** BEGIN PROVIDED DATA **

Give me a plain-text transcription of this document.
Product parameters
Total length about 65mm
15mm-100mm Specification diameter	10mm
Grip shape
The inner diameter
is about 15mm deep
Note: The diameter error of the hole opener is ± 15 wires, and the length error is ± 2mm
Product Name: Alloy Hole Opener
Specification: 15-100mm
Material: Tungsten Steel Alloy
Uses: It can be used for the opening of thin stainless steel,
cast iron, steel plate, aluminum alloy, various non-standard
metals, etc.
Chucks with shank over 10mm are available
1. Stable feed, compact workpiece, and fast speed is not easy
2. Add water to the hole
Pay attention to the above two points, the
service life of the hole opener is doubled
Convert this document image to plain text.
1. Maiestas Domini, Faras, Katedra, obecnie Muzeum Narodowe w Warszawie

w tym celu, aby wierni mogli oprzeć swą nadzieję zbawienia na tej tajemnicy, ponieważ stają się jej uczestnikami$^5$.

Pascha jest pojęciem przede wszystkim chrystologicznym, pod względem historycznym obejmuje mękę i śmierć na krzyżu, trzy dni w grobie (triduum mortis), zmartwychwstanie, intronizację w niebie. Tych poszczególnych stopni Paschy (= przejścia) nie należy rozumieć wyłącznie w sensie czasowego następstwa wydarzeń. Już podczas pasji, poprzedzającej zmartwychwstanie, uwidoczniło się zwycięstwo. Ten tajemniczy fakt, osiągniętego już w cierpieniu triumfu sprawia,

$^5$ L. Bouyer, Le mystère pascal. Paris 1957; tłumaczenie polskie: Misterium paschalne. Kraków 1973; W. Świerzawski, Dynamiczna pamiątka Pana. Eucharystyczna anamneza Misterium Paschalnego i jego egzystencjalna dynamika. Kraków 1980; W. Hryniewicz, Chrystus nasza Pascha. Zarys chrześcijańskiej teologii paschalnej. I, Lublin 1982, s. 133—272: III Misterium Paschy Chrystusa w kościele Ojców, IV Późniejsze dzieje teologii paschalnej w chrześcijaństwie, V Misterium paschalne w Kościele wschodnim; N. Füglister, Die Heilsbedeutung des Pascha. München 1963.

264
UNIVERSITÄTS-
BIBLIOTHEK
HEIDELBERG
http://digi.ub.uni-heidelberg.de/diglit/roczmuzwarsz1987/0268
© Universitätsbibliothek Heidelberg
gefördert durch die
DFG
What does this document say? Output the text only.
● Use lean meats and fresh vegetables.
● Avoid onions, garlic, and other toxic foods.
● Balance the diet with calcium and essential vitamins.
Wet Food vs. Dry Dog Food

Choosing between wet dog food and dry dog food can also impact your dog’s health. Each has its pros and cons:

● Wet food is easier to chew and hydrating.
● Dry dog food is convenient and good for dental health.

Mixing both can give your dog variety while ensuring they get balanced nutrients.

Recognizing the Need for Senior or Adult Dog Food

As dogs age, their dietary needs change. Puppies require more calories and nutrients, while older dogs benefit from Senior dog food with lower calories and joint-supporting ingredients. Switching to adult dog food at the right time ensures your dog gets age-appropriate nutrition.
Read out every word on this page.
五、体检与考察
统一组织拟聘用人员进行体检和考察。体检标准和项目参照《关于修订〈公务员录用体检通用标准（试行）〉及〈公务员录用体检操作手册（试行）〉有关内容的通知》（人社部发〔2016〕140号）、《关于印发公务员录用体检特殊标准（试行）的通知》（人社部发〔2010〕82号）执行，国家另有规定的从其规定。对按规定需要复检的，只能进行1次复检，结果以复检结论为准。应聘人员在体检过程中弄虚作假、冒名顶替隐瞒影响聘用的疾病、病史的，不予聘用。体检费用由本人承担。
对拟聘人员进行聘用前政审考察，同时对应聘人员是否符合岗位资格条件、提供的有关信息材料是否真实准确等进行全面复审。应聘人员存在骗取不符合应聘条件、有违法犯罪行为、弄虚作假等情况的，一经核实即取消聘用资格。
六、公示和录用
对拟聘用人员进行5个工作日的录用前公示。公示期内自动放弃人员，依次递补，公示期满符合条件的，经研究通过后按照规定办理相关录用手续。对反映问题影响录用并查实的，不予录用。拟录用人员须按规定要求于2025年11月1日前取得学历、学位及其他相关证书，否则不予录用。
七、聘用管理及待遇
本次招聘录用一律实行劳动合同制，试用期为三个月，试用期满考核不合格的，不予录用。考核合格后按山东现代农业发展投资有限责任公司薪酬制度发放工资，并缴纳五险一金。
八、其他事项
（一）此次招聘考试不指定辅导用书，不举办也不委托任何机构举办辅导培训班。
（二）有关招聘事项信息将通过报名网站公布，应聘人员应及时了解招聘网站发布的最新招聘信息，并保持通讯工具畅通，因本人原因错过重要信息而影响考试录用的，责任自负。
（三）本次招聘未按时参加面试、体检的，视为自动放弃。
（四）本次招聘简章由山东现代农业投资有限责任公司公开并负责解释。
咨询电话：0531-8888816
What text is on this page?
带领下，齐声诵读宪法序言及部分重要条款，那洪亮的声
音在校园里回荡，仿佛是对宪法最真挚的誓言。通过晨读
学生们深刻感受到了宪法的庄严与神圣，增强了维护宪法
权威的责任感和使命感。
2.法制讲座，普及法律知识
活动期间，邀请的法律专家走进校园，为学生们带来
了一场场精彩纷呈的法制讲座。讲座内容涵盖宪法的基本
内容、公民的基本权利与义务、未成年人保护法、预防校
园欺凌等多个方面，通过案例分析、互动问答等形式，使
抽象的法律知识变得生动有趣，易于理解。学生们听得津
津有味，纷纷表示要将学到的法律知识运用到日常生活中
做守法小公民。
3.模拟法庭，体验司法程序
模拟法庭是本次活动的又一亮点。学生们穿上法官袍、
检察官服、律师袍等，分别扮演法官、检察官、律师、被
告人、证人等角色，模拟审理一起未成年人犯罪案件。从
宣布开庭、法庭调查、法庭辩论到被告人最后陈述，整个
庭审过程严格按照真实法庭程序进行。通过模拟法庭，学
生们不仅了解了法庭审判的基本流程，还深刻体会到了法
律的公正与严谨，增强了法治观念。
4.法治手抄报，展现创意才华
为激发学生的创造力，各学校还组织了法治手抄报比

** END PROVIDED DATA **

## EXERCISE DETAILS:
Look for lines containing the string "Paschy" and copy them all.

## TASK RESULT:
Pascha jest pojęciem przede wszystkim chrystologicznym, pod względem historycznym obejmuje mękę i śmierć na krzyżu, trzy dni w grobie (triduum mortis), zmartwychwstanie, intronizację w niebie. Tych poszczególnych stopni Paschy (= przejścia) nie należy rozumieć wyłącznie w sensie czasowego następstwa wydarzeń. Już podczas pasji, poprzedzającej zmartwychwstanie, uwidoczniło się zwycięstwo. Ten tajemniczy fakt, osiągniętego już w cierpieniu triumfu sprawia,
$^5$ L. Bouyer, Le mystère pascal. Paris 1957; tłumaczenie polskie: Misterium paschalne. Kraków 1973; W. Świerzawski, Dynamiczna pamiątka Pana. Eucharystyczna anamneza Misterium Paschalnego i jego egzystencjalna dynamika. Kraków 1980; W. Hryniewicz, Chrystus nasza Pascha. Zarys chrześcijańskiej teologii paschalnej. I, Lublin 1982, s. 133—272: III Misterium Paschy Chrystusa w kościele Ojców, IV Późniejsze dzieje teologii paschalnej w chrześcijaństwie, V Misterium paschalne w Kościele wschodnim; N. Füglister, Die Heilsbedeutung des Pascha. München 1963.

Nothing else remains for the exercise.